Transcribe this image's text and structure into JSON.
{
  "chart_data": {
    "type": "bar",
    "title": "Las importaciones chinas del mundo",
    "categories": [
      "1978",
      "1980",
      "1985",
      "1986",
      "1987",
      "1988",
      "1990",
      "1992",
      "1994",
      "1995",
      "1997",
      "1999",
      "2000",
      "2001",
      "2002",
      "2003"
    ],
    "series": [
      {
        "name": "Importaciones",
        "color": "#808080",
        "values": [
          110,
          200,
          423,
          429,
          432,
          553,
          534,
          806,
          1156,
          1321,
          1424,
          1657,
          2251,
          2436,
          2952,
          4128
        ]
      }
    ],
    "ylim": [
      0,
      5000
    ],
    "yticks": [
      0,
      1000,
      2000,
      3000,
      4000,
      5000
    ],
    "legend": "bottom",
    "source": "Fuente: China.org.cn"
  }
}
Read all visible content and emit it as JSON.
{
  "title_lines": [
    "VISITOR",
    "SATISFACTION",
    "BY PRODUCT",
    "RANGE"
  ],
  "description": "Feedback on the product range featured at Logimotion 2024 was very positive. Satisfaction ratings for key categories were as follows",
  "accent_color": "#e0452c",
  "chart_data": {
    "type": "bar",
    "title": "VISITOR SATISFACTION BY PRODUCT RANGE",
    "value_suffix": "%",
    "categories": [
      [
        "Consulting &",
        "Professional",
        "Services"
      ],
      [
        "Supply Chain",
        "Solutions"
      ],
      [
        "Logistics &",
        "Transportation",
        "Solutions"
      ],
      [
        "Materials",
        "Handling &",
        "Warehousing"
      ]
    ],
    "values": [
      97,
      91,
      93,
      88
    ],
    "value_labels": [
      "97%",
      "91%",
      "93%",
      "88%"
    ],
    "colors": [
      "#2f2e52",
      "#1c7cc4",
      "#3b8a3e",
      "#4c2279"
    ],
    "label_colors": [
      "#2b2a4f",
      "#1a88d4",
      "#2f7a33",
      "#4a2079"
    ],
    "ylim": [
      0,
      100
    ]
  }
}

++++++++

- Work required -
Pull out all lines from the entries above in which the word "VISITOR" appears.

- Solution below -
    "VISITOR",
    "title": "VISITOR SATISFACTION BY PRODUCT RANGE",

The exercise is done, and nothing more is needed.